Would you write out the entries below, every one of them, exactly?

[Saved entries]
[start]
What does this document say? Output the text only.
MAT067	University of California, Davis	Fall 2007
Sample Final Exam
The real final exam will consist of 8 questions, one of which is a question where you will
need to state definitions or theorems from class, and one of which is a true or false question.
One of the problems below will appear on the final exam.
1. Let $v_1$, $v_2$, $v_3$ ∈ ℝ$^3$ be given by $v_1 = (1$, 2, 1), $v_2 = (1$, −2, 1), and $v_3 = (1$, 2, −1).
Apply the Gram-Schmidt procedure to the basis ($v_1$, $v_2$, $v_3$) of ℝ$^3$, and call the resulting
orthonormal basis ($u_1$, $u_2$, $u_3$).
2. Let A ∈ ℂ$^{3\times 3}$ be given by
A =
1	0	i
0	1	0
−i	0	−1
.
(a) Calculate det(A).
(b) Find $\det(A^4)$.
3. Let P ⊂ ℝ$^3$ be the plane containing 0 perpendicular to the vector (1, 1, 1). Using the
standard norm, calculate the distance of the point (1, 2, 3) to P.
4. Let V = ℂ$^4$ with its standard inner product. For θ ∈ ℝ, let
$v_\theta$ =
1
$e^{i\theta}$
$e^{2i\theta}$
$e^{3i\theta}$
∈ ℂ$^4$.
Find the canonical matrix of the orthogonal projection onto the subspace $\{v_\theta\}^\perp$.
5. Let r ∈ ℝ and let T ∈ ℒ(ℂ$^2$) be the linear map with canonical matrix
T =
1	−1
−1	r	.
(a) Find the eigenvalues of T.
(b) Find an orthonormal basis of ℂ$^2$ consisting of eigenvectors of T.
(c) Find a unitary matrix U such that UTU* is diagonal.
[end]
### Final answer
What does this document say? Output the text only.
MAT067	University of California, Davis	Fall 2007
Sample Final Exam
The real final exam will consist of 8 questions, one of which is a question where you will
need to state definitions or theorems from class, and one of which is a true or false question.
One of the problems below will appear on the final exam.
1. Let $v_1$, $v_2$, $v_3$ ∈ ℝ$^3$ be given by $v_1 = (1$, 2, 1), $v_2 = (1$, −2, 1), and $v_3 = (1$, 2, −1).
Apply the Gram-Schmidt procedure to the basis ($v_1$, $v_2$, $v_3$) of ℝ$^3$, and call the resulting
orthonormal basis ($u_1$, $u_2$, $u_3$).
2. Let A ∈ ℂ$^{3\times 3}$ be given by
A =
1	0	i
0	1	0
−i	0	−1
.
(a) Calculate det(A).
(b) Find $\det(A^4)$.
3. Let P ⊂ ℝ$^3$ be the plane containing 0 perpendicular to the vector (1, 1, 1). Using the
standard norm, calculate the distance of the point (1, 2, 3) to P.
4. Let V = ℂ$^4$ with its standard inner product. For θ ∈ ℝ, let
$v_\theta$ =
1
$e^{i\theta}$
$e^{2i\theta}$
$e^{3i\theta}$
∈ ℂ$^4$.
Find the canonical matrix of the orthogonal projection onto the subspace $\{v_\theta\}^\perp$.
5. Let r ∈ ℝ and let T ∈ ℒ(ℂ$^2$) be the linear map with canonical matrix
T =
1	−1
−1	r	.
(a) Find the eigenvalues of T.
(b) Find an orthonormal basis of ℂ$^2$ consisting of eigenvectors of T.
(c) Find a unitary matrix U such that UTU* is diagonal.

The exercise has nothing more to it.